### Work required
Every line of the data that contains the string "source" must be copied.

### Records for this exercise
::::
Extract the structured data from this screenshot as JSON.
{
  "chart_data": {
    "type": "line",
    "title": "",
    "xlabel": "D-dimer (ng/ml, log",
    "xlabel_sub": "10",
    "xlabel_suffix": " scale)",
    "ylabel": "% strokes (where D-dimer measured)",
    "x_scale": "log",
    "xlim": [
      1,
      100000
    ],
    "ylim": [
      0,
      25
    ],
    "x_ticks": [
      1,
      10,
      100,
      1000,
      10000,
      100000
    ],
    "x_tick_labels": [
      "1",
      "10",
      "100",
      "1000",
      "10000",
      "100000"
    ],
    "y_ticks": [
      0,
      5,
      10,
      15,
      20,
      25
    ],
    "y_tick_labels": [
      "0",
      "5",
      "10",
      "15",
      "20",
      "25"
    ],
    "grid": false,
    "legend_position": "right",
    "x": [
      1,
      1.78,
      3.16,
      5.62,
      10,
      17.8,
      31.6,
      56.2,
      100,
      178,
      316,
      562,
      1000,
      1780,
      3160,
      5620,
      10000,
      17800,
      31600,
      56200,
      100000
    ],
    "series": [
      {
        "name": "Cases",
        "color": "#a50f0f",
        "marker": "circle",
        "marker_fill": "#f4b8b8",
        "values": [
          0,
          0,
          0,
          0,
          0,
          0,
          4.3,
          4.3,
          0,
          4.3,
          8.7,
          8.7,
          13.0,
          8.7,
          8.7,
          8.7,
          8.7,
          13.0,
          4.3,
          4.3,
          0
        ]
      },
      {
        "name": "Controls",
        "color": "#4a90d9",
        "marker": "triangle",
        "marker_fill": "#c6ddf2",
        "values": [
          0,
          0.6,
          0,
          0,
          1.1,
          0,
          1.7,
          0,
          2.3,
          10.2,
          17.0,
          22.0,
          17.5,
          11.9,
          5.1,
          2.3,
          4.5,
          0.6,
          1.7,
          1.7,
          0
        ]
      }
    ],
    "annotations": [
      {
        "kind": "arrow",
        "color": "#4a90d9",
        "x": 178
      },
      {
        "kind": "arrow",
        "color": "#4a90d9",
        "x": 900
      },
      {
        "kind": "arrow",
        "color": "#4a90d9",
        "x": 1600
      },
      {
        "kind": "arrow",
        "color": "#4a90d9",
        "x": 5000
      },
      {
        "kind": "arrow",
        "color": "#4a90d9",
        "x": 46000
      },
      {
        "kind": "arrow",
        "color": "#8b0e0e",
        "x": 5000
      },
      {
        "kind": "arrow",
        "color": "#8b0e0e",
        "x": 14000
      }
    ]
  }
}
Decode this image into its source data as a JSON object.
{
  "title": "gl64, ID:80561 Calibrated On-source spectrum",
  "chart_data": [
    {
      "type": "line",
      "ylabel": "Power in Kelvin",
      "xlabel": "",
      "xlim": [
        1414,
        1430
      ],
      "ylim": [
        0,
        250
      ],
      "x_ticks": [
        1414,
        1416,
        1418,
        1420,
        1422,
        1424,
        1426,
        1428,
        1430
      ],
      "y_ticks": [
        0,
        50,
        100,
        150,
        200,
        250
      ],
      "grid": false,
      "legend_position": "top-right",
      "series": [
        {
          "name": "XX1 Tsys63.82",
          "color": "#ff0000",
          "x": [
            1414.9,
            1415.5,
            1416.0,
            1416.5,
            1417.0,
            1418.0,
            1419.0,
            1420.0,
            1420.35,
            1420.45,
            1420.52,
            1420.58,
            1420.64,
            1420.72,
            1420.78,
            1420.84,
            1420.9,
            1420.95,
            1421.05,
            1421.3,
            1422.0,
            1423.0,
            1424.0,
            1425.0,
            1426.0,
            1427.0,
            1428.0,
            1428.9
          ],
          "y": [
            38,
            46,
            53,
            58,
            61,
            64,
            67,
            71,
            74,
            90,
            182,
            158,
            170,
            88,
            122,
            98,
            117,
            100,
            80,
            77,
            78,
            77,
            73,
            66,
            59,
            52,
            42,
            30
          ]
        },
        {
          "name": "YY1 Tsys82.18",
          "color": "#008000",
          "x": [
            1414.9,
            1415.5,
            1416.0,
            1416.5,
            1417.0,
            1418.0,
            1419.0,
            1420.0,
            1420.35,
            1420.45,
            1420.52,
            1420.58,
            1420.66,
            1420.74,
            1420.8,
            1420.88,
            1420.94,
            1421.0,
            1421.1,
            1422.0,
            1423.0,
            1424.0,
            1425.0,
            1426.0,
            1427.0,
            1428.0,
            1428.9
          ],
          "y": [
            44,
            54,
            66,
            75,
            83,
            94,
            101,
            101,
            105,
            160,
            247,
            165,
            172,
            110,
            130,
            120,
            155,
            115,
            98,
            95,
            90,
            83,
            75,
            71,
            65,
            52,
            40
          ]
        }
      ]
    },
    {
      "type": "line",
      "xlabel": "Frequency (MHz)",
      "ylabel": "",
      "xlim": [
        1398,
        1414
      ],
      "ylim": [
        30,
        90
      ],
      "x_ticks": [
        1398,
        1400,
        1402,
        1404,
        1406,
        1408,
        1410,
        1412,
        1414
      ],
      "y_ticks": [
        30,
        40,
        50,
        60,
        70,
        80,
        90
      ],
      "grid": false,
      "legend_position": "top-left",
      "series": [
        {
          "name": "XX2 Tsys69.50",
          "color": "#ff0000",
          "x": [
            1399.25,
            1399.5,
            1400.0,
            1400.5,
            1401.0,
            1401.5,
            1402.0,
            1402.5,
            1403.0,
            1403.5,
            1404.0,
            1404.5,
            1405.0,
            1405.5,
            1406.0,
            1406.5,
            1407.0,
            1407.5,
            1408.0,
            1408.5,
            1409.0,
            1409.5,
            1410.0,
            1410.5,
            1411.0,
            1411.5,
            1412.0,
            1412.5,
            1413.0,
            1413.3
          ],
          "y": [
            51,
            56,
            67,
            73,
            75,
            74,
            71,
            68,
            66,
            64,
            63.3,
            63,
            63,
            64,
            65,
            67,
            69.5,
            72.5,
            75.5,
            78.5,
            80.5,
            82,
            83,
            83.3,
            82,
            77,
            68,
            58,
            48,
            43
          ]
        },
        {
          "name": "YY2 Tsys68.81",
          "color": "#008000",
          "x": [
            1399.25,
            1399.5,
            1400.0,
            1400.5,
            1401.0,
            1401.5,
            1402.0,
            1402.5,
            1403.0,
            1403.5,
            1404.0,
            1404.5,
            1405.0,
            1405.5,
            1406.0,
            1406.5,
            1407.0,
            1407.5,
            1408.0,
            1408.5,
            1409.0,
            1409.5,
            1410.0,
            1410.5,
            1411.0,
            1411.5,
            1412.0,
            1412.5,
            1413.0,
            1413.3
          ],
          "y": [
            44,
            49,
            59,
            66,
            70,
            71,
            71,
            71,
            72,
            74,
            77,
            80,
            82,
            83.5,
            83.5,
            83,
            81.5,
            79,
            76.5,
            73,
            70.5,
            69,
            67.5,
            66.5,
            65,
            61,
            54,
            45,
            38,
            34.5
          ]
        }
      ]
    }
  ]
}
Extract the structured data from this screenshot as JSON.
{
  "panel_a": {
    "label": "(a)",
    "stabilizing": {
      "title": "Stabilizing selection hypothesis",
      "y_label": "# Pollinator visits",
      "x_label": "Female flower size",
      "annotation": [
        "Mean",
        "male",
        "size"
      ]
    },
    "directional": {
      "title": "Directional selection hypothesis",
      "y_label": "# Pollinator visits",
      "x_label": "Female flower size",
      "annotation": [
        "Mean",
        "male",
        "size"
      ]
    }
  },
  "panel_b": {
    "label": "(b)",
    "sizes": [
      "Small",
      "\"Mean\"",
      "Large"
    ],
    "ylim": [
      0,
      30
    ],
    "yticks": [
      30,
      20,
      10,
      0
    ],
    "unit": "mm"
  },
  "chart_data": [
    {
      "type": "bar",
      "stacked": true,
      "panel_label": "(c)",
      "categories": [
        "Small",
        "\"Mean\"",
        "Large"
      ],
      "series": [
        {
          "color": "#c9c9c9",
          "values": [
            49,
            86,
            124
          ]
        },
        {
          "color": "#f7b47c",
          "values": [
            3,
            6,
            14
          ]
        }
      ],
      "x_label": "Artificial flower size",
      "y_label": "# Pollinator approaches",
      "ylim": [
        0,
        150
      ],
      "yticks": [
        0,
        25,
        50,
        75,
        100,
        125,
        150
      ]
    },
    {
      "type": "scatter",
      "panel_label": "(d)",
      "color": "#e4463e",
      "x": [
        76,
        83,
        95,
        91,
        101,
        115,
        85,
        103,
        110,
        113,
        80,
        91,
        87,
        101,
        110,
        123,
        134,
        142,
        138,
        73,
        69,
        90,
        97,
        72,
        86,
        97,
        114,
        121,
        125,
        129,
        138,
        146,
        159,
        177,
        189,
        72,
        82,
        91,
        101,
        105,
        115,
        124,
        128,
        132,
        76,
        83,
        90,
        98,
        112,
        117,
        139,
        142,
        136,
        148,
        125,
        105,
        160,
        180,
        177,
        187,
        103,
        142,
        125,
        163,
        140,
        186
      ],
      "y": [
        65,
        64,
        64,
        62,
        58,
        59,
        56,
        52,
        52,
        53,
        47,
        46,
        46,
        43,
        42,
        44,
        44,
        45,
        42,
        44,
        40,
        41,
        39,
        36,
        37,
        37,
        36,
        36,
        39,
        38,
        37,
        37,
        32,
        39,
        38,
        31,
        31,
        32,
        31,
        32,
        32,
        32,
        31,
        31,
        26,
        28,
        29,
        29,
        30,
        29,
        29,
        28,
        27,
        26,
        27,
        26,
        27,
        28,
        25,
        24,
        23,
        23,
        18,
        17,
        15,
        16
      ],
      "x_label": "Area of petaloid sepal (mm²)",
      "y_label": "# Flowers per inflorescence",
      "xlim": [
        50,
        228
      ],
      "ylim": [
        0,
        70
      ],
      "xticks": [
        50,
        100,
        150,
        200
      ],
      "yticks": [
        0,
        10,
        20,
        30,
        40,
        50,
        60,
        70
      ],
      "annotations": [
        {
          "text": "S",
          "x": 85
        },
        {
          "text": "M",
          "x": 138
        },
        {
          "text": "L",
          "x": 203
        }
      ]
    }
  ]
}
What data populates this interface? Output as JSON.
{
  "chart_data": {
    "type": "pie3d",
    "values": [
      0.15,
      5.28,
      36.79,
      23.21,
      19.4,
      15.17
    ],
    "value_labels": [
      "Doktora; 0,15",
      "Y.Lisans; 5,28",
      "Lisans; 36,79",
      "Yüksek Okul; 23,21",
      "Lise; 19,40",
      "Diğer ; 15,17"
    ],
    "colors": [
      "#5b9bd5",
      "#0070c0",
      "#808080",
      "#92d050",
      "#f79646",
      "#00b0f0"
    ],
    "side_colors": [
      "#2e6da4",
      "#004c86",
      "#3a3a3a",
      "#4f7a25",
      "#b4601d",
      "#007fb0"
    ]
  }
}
::::
### Task response
Decode this image into its source data as a JSON object.
  "title": "gl64, ID:80561 Calibrated On-source spectrum",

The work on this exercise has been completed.